● Problem
Render the following material again verbatim, leaving nothing out.

● Exercise inputs

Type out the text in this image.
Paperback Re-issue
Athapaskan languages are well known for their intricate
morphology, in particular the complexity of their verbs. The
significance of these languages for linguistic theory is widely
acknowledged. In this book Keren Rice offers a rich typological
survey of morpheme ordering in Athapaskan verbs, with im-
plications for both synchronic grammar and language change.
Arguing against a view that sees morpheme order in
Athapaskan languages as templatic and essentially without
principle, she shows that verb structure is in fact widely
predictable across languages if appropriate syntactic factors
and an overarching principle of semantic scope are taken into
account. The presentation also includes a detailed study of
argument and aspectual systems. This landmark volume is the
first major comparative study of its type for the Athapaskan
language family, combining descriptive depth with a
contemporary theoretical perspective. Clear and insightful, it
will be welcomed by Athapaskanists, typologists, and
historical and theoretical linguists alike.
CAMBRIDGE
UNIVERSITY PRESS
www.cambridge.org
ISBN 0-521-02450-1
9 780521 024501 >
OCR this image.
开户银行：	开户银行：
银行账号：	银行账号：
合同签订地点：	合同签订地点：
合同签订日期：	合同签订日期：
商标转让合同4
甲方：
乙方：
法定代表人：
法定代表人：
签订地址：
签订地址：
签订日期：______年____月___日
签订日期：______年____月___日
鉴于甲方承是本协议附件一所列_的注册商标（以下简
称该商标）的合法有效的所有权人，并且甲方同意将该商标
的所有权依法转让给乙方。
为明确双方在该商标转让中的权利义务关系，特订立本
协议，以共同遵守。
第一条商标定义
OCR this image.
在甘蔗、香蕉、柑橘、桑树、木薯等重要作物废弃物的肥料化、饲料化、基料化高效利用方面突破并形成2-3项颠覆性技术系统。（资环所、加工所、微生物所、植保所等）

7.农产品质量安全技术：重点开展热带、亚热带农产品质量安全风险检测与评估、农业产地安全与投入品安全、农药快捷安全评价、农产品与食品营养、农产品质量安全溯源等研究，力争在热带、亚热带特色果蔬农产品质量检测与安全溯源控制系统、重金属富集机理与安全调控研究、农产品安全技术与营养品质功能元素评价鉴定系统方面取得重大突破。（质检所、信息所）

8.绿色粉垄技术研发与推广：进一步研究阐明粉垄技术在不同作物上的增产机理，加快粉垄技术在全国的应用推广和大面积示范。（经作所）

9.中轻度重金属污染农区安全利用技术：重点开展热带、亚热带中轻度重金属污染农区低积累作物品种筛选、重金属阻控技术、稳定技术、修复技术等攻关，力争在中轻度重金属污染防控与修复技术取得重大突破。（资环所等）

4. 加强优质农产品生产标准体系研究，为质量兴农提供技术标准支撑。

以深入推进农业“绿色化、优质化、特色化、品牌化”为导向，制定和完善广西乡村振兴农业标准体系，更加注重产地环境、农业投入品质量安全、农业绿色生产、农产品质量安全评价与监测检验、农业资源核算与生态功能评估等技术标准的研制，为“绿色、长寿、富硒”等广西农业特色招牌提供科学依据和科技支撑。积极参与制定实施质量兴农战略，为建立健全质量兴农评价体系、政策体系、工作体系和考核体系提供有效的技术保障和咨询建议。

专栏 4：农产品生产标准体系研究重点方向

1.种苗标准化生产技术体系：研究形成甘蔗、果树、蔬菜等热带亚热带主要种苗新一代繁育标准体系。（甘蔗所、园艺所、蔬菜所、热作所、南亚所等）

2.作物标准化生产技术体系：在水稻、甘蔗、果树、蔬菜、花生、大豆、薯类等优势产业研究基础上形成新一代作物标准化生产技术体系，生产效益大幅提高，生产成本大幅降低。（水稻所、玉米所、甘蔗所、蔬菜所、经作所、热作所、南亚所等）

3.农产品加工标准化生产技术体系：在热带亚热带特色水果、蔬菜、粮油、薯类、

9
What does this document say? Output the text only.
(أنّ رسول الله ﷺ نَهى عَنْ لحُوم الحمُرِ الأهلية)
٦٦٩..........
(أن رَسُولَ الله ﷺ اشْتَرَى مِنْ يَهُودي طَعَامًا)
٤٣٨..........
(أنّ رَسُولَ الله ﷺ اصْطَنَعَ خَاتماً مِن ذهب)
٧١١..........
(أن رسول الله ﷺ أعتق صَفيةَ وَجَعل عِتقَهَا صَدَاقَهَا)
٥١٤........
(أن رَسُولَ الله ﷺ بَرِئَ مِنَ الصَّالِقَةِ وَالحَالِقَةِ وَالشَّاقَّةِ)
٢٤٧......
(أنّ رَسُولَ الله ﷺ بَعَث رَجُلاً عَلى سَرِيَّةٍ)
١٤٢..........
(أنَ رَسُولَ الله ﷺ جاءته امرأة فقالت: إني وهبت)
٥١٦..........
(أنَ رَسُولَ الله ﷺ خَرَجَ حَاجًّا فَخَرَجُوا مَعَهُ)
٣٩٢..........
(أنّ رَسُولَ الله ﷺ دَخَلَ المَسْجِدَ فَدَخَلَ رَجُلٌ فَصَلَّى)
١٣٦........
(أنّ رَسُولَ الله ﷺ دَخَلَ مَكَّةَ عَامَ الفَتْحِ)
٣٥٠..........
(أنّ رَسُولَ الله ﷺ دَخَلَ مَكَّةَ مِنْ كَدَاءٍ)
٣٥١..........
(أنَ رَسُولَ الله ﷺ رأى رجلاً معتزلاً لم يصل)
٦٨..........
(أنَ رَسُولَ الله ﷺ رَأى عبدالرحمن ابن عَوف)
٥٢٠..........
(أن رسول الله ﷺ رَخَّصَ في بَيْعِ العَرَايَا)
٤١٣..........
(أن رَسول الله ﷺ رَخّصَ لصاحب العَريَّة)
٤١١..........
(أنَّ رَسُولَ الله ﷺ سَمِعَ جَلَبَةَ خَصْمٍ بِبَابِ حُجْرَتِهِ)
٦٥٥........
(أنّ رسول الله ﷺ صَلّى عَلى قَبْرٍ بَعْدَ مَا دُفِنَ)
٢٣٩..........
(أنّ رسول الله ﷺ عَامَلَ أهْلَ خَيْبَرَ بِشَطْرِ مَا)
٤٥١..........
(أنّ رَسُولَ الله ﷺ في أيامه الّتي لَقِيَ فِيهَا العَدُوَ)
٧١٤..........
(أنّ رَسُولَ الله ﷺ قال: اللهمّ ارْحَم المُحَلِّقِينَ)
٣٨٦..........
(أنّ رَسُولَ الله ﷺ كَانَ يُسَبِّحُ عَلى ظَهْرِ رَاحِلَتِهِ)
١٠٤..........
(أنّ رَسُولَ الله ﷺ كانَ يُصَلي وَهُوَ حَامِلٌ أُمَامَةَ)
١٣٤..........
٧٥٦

● Exercise answer
Type out the text in this image.
Paperback Re-issue
Athapaskan languages are well known for their intricate
morphology, in particular the complexity of their verbs. The
significance of these languages for linguistic theory is widely
acknowledged. In this book Keren Rice offers a rich typological
survey of morpheme ordering in Athapaskan verbs, with im-
plications for both synchronic grammar and language change.
Arguing against a view that sees morpheme order in
Athapaskan languages as templatic and essentially without
principle, she shows that verb structure is in fact widely
predictable across languages if appropriate syntactic factors
and an overarching principle of semantic scope are taken into
account. The presentation also includes a detailed study of
argument and aspectual systems. This landmark volume is the
first major comparative study of its type for the Athapaskan
language family, combining descriptive depth with a
contemporary theoretical perspective. Clear and insightful, it
will be welcomed by Athapaskanists, typologists, and
historical and theoretical linguists alike.
CAMBRIDGE
UNIVERSITY PRESS
www.cambridge.org
ISBN 0-521-02450-1
9 780521 024501 >
OCR this image.
开户银行：	开户银行：
银行账号：	银行账号：
合同签订地点：	合同签订地点：
合同签订日期：	合同签订日期：
商标转让合同4
甲方：
乙方：
法定代表人：
法定代表人：
签订地址：
签订地址：
签订日期：______年____月___日
签订日期：______年____月___日
鉴于甲方承是本协议附件一所列_的注册商标（以下简
称该商标）的合法有效的所有权人，并且甲方同意将该商标
的所有权依法转让给乙方。
为明确双方在该商标转让中的权利义务关系，特订立本
协议，以共同遵守。
第一条商标定义
OCR this image.
在甘蔗、香蕉、柑橘、桑树、木薯等重要作物废弃物的肥料化、饲料化、基料化高效利用方面突破并形成2-3项颠覆性技术系统。（资环所、加工所、微生物所、植保所等）

7.农产品质量安全技术：重点开展热带、亚热带农产品质量安全风险检测与评估、农业产地安全与投入品安全、农药快捷安全评价、农产品与食品营养、农产品质量安全溯源等研究，力争在热带、亚热带特色果蔬农产品质量检测与安全溯源控制系统、重金属富集机理与安全调控研究、农产品安全技术与营养品质功能元素评价鉴定系统方面取得重大突破。（质检所、信息所）

8.绿色粉垄技术研发与推广：进一步研究阐明粉垄技术在不同作物上的增产机理，加快粉垄技术在全国的应用推广和大面积示范。（经作所）

9.中轻度重金属污染农区安全利用技术：重点开展热带、亚热带中轻度重金属污染农区低积累作物品种筛选、重金属阻控技术、稳定技术、修复技术等攻关，力争在中轻度重金属污染防控与修复技术取得重大突破。（资环所等）

4. 加强优质农产品生产标准体系研究，为质量兴农提供技术标准支撑。

以深入推进农业“绿色化、优质化、特色化、品牌化”为导向，制定和完善广西乡村振兴农业标准体系，更加注重产地环境、农业投入品质量安全、农业绿色生产、农产品质量安全评价与监测检验、农业资源核算与生态功能评估等技术标准的研制，为“绿色、长寿、富硒”等广西农业特色招牌提供科学依据和科技支撑。积极参与制定实施质量兴农战略，为建立健全质量兴农评价体系、政策体系、工作体系和考核体系提供有效的技术保障和咨询建议。

专栏 4：农产品生产标准体系研究重点方向

1.种苗标准化生产技术体系：研究形成甘蔗、果树、蔬菜等热带亚热带主要种苗新一代繁育标准体系。（甘蔗所、园艺所、蔬菜所、热作所、南亚所等）

2.作物标准化生产技术体系：在水稻、甘蔗、果树、蔬菜、花生、大豆、薯类等优势产业研究基础上形成新一代作物标准化生产技术体系，生产效益大幅提高，生产成本大幅降低。（水稻所、玉米所、甘蔗所、蔬菜所、经作所、热作所、南亚所等）

3.农产品加工标准化生产技术体系：在热带亚热带特色水果、蔬菜、粮油、薯类、

9
What does this document say? Output the text only.
(أنّ رسول الله ﷺ نَهى عَنْ لحُوم الحمُرِ الأهلية)
٦٦٩..........
(أن رَسُولَ الله ﷺ اشْتَرَى مِنْ يَهُودي طَعَامًا)
٤٣٨..........
(أنّ رَسُولَ الله ﷺ اصْطَنَعَ خَاتماً مِن ذهب)
٧١١..........
(أن رسول الله ﷺ أعتق صَفيةَ وَجَعل عِتقَهَا صَدَاقَهَا)
٥١٤........
(أن رَسُولَ الله ﷺ بَرِئَ مِنَ الصَّالِقَةِ وَالحَالِقَةِ وَالشَّاقَّةِ)
٢٤٧......
(أنّ رَسُولَ الله ﷺ بَعَث رَجُلاً عَلى سَرِيَّةٍ)
١٤٢..........
(أنَ رَسُولَ الله ﷺ جاءته امرأة فقالت: إني وهبت)
٥١٦..........
(أنَ رَسُولَ الله ﷺ خَرَجَ حَاجًّا فَخَرَجُوا مَعَهُ)
٣٩٢..........
(أنّ رَسُولَ الله ﷺ دَخَلَ المَسْجِدَ فَدَخَلَ رَجُلٌ فَصَلَّى)
١٣٦........
(أنّ رَسُولَ الله ﷺ دَخَلَ مَكَّةَ عَامَ الفَتْحِ)
٣٥٠..........
(أنّ رَسُولَ الله ﷺ دَخَلَ مَكَّةَ مِنْ كَدَاءٍ)
٣٥١..........
(أنَ رَسُولَ الله ﷺ رأى رجلاً معتزلاً لم يصل)
٦٨..........
(أنَ رَسُولَ الله ﷺ رَأى عبدالرحمن ابن عَوف)
٥٢٠..........
(أن رسول الله ﷺ رَخَّصَ في بَيْعِ العَرَايَا)
٤١٣..........
(أن رَسول الله ﷺ رَخّصَ لصاحب العَريَّة)
٤١١..........
(أنَّ رَسُولَ الله ﷺ سَمِعَ جَلَبَةَ خَصْمٍ بِبَابِ حُجْرَتِهِ)
٦٥٥........
(أنّ رسول الله ﷺ صَلّى عَلى قَبْرٍ بَعْدَ مَا دُفِنَ)
٢٣٩..........
(أنّ رسول الله ﷺ عَامَلَ أهْلَ خَيْبَرَ بِشَطْرِ مَا)
٤٥١..........
(أنّ رَسُولَ الله ﷺ في أيامه الّتي لَقِيَ فِيهَا العَدُوَ)
٧١٤..........
(أنّ رَسُولَ الله ﷺ قال: اللهمّ ارْحَم المُحَلِّقِينَ)
٣٨٦..........
(أنّ رَسُولَ الله ﷺ كَانَ يُسَبِّحُ عَلى ظَهْرِ رَاحِلَتِهِ)
١٠٤..........
(أنّ رَسُولَ الله ﷺ كانَ يُصَلي وَهُوَ حَامِلٌ أُمَامَةَ)
١٣٤..........
٧٥٦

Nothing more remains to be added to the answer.